_Exercise objective:_
Tally the lines holding the string "месту" and reply with that number alone.

_Material shown:_
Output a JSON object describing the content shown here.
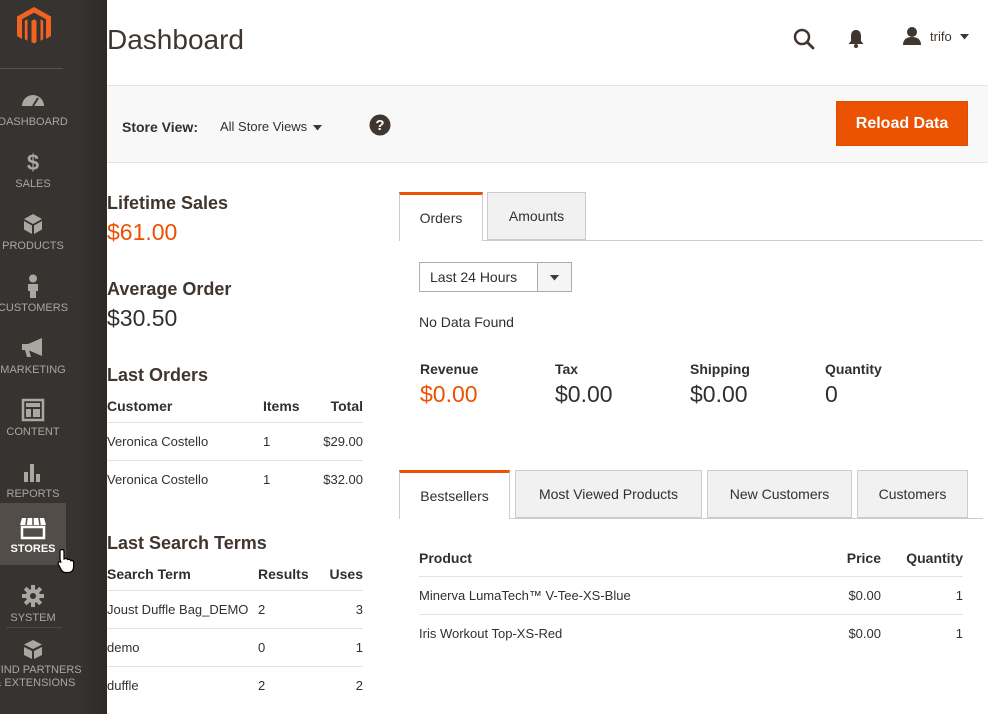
{
  "sidebar": {
    "items": [
      {
        "label": "DASHBOARD",
        "icon": "dashboard-icon"
      },
      {
        "label": "SALES",
        "icon": "dollar-icon"
      },
      {
        "label": "PRODUCTS",
        "icon": "box-icon"
      },
      {
        "label": "CUSTOMERS",
        "icon": "person-icon"
      },
      {
        "label": "MARKETING",
        "icon": "megaphone-icon"
      },
      {
        "label": "CONTENT",
        "icon": "layout-icon"
      },
      {
        "label": "REPORTS",
        "icon": "bar-chart-icon"
      },
      {
        "label": "STORES",
        "icon": "store-icon"
      },
      {
        "label": "SYSTEM",
        "icon": "gear-icon"
      },
      {
        "label_line1": "FIND PARTNERS",
        "label_line2": "& EXTENSIONS",
        "icon": "extensions-icon"
      }
    ]
  },
  "header": {
    "title": "Dashboard",
    "user": "trifo"
  },
  "storebar": {
    "label": "Store View:",
    "value": "All Store Views",
    "reload": "Reload Data"
  },
  "lifetime": {
    "title": "Lifetime Sales",
    "value": "$61.00"
  },
  "average": {
    "title": "Average Order",
    "value": "$30.50"
  },
  "last_orders": {
    "title": "Last Orders",
    "columns": [
      "Customer",
      "Items",
      "Total"
    ],
    "rows": [
      [
        "Veronica Costello",
        "1",
        "$29.00"
      ],
      [
        "Veronica Costello",
        "1",
        "$32.00"
      ]
    ]
  },
  "last_search": {
    "title": "Last Search Terms",
    "columns": [
      "Search Term",
      "Results",
      "Uses"
    ],
    "rows": [
      [
        "Joust Duffle Bag_DEMO",
        "2",
        "3"
      ],
      [
        "demo",
        "0",
        "1"
      ],
      [
        "duffle",
        "2",
        "2"
      ]
    ]
  },
  "chart_tabs": [
    "Orders",
    "Amounts"
  ],
  "period": "Last 24 Hours",
  "no_data": "No Data Found",
  "totals": [
    {
      "label": "Revenue",
      "value": "$0.00"
    },
    {
      "label": "Tax",
      "value": "$0.00"
    },
    {
      "label": "Shipping",
      "value": "$0.00"
    },
    {
      "label": "Quantity",
      "value": "0"
    }
  ],
  "product_tabs": [
    "Bestsellers",
    "Most Viewed Products",
    "New Customers",
    "Customers"
  ],
  "bestsellers": {
    "columns": [
      "Product",
      "Price",
      "Quantity"
    ],
    "rows": [
      [
        "Minerva LumaTech™ V-Tee-XS-Blue",
        "$0.00",
        "1"
      ],
      [
        "Iris Workout Top-XS-Red",
        "$0.00",
        "1"
      ]
    ]
  },
  "colors": {
    "accent": "#eb5202",
    "sidebar": "#373330"
  }
}
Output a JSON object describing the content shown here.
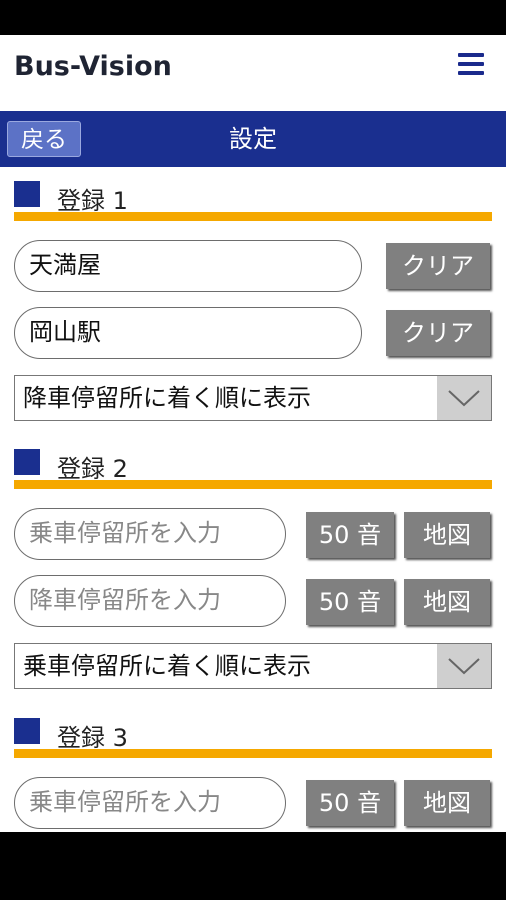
{
  "app": {
    "logo": "Bus-Vision",
    "menu_icon": "hamburger-menu-icon"
  },
  "titlebar": {
    "back_label": "戻る",
    "title": "設定"
  },
  "colors": {
    "navy": "#1a2f8f",
    "orange": "#f5a800",
    "button_gray": "#808080"
  },
  "sections": [
    {
      "heading": "登録 1",
      "from_value": "天満屋",
      "to_value": "岡山駅",
      "clear_label": "クリア",
      "sort_value": "降車停留所に着く順に表示"
    },
    {
      "heading": "登録 2",
      "from_placeholder": "乗車停留所を入力",
      "to_placeholder": "降車停留所を入力",
      "kana_label": "50 音",
      "map_label": "地図",
      "sort_value": "乗車停留所に着く順に表示"
    },
    {
      "heading": "登録 3",
      "from_placeholder": "乗車停留所を入力",
      "kana_label": "50 音",
      "map_label": "地図"
    }
  ]
}
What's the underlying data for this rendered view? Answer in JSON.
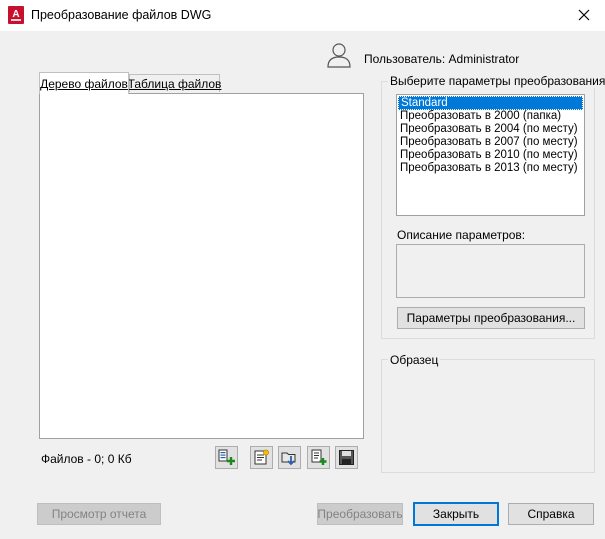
{
  "window": {
    "title": "Преобразование файлов DWG",
    "app_icon_letter": "A"
  },
  "user": {
    "label": "Пользователь: Administrator",
    "icon": "user-icon"
  },
  "tabs": [
    {
      "label": "Дерево файлов",
      "active": true
    },
    {
      "label": "Таблица файлов",
      "active": false
    }
  ],
  "files": {
    "count_text": "Файлов - 0; 0 Кб",
    "toolbar": [
      "add-file-icon",
      "notes-icon",
      "open-folder-icon",
      "append-file-icon",
      "save-icon"
    ]
  },
  "conversion_params": {
    "legend": "Выберите параметры преобразования",
    "items": [
      "Standard",
      "Преобразовать в 2000 (папка)",
      "Преобразовать в 2004 (по месту)",
      "Преобразовать в 2007 (по месту)",
      "Преобразовать в 2010 (по месту)",
      "Преобразовать в 2013 (по месту)"
    ],
    "selected_index": 0,
    "description_label": "Описание параметров:",
    "description": "",
    "params_button": "Параметры преобразования..."
  },
  "sample": {
    "legend": "Образец"
  },
  "buttons": {
    "report": "Просмотр отчета",
    "convert": "Преобразовать",
    "close": "Закрыть",
    "help": "Справка"
  },
  "colors": {
    "accent": "#0078d7",
    "autocad_red": "#c8102e"
  }
}
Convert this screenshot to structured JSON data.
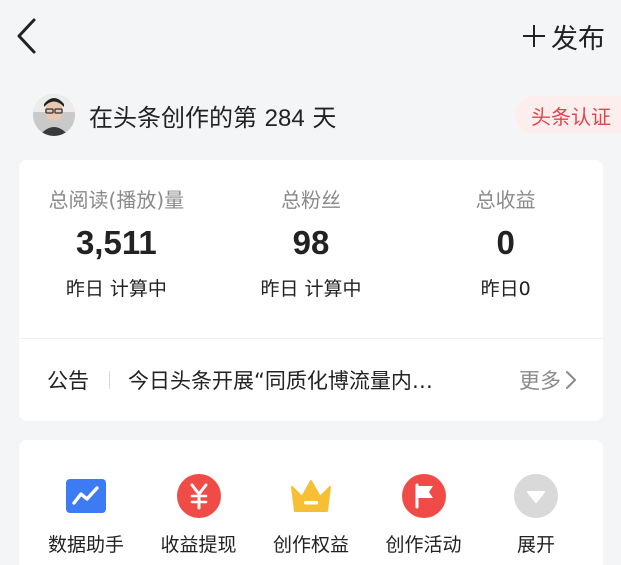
{
  "header": {
    "publish_label": "发布"
  },
  "creator": {
    "days_prefix": "在头条创作的第 ",
    "days_count": "284",
    "days_suffix": " 天",
    "cert_label": "头条认证"
  },
  "stats": [
    {
      "label": "总阅读(播放)量",
      "value": "3,511",
      "sub": "昨日 计算中"
    },
    {
      "label": "总粉丝",
      "value": "98",
      "sub": "昨日 计算中"
    },
    {
      "label": "总收益",
      "value": "0",
      "sub": "昨日0"
    }
  ],
  "notice": {
    "tag": "公告",
    "text": "今日头条开展“同质化博流量内…",
    "more_label": "更多"
  },
  "tools": [
    {
      "label": "数据助手",
      "icon": "data-chart-icon",
      "color": "#3c7bf4"
    },
    {
      "label": "收益提现",
      "icon": "yen-icon",
      "color": "#f04b47"
    },
    {
      "label": "创作权益",
      "icon": "crown-icon",
      "color": "#f7c034"
    },
    {
      "label": "创作活动",
      "icon": "flag-icon",
      "color": "#f04b47"
    },
    {
      "label": "展开",
      "icon": "expand-icon",
      "color": "#d9d9d9"
    }
  ]
}
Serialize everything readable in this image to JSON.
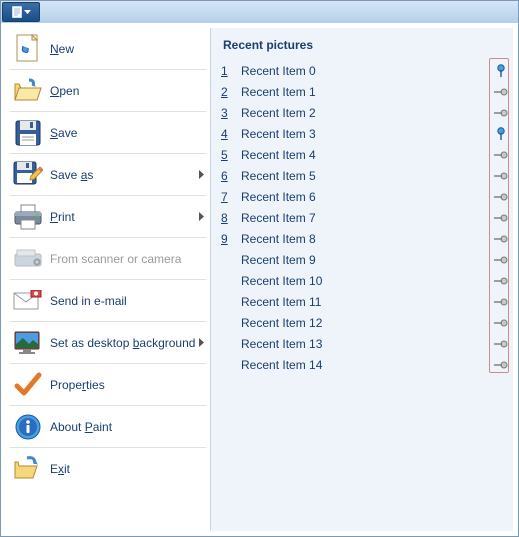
{
  "app_menu": {
    "tooltip": "Application Menu"
  },
  "menu": {
    "new": {
      "label": "New",
      "accel_idx": 0
    },
    "open": {
      "label": "Open",
      "accel_idx": 0
    },
    "save": {
      "label": "Save",
      "accel_idx": 0
    },
    "saveas": {
      "label": "Save as",
      "accel_idx": 5,
      "has_submenu": true
    },
    "print": {
      "label": "Print",
      "accel_idx": 0,
      "has_submenu": true
    },
    "scan": {
      "label": "From scanner or camera",
      "disabled": true
    },
    "email": {
      "label": "Send in e-mail"
    },
    "wallpaper": {
      "label": "Set as desktop background",
      "accel_idx": 15,
      "has_submenu": true
    },
    "properties": {
      "label": "Properties",
      "accel_idx": 5
    },
    "about": {
      "label": "About Paint",
      "accel_idx": 6
    },
    "exit": {
      "label": "Exit",
      "accel_idx": 1
    }
  },
  "recent": {
    "header": "Recent pictures",
    "items": [
      {
        "num": "1",
        "label": "Recent Item 0",
        "pinned": true
      },
      {
        "num": "2",
        "label": "Recent Item 1",
        "pinned": false
      },
      {
        "num": "3",
        "label": "Recent Item 2",
        "pinned": false
      },
      {
        "num": "4",
        "label": "Recent Item 3",
        "pinned": true
      },
      {
        "num": "5",
        "label": "Recent Item 4",
        "pinned": false
      },
      {
        "num": "6",
        "label": "Recent Item 5",
        "pinned": false
      },
      {
        "num": "7",
        "label": "Recent Item 6",
        "pinned": false
      },
      {
        "num": "8",
        "label": "Recent Item 7",
        "pinned": false
      },
      {
        "num": "9",
        "label": "Recent Item 8",
        "pinned": false
      },
      {
        "num": "",
        "label": "Recent Item 9",
        "pinned": false
      },
      {
        "num": "",
        "label": "Recent Item 10",
        "pinned": false
      },
      {
        "num": "",
        "label": "Recent Item 11",
        "pinned": false
      },
      {
        "num": "",
        "label": "Recent Item 12",
        "pinned": false
      },
      {
        "num": "",
        "label": "Recent Item 13",
        "pinned": false
      },
      {
        "num": "",
        "label": "Recent Item 14",
        "pinned": false
      }
    ]
  }
}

_Correct answer:_
4